### WHAT TO DO
Reproduce the black beans and rice recipe below word for word, starting with "My go-to side" and going on through "in our house!".

### PAGE
★ ★ ★
My go-to side dish that everyone loves, black beans and rice is a true workhorse in my kitchen. With a fried egg on top, it can be a whole meal, or it can be a simple side dish with salsa. The rice and beans cook together in the same pot, making this the simplest side dish.
This Black Beans and Rice Recipe is a STAPLE in our house!
Black beans and rice is a staple that everyone loves! The secret for excellent rice and beans is cooking the onion and rice first before adding the rest of the ingredients. To prevent tough beans, we add the salt after cooking. I'm confident that the last-minute salt, lime juice, and butter addition to this dish is what keeps me coming back for more.
Ingredients for Beans and Rice
- Olive Oil. The aromatics of the dish need to be sautéed in a little oil at the start of the dish. You can use any type of oil you prefer.
- White Onion. Finely diced white onion is best, but a yellow onion may be used.
- Ground Cumin.
★ ★ ★
### GIVEN DATA
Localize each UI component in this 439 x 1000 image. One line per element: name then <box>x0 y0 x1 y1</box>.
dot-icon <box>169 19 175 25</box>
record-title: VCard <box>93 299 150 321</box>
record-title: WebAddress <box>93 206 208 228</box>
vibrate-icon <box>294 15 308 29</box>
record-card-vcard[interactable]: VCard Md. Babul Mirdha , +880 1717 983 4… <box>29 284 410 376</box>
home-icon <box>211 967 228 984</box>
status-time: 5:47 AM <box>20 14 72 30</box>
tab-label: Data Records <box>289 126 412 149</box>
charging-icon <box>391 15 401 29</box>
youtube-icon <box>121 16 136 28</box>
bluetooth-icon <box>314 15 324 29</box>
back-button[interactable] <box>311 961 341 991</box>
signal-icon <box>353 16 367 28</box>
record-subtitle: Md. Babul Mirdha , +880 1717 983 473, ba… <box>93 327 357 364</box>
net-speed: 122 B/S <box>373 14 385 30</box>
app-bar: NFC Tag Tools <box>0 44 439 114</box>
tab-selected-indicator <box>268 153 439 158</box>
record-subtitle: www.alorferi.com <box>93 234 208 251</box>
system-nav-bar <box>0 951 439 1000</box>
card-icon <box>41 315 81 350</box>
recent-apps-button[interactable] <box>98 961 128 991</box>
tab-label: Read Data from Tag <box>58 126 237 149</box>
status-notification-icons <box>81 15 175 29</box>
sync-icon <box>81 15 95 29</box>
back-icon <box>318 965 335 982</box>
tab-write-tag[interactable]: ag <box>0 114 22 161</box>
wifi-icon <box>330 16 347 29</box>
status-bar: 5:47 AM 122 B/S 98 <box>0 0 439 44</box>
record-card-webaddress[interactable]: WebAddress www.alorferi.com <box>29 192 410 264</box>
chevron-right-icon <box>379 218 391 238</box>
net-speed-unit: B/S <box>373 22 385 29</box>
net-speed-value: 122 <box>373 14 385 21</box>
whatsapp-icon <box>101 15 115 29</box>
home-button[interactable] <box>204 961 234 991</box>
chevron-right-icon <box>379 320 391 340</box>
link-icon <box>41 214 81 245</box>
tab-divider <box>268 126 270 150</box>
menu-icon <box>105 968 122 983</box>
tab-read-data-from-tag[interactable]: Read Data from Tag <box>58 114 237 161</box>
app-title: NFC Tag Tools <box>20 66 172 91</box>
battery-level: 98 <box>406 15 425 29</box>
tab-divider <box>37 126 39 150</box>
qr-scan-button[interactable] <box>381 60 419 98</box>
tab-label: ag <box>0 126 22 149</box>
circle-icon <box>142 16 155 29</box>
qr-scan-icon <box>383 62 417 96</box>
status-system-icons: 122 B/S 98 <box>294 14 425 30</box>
★ ★ ★
### EXERCISE ANSWER
My go-to side dish that everyone loves, black beans and rice is a true workhorse in my kitchen. With a fried egg on top, it can be a whole meal, or it can be a simple side dish with salsa. The rice and beans cook together in the same pot, making this the simplest side dish.
This Black Beans and Rice Recipe is a STAPLE in our house!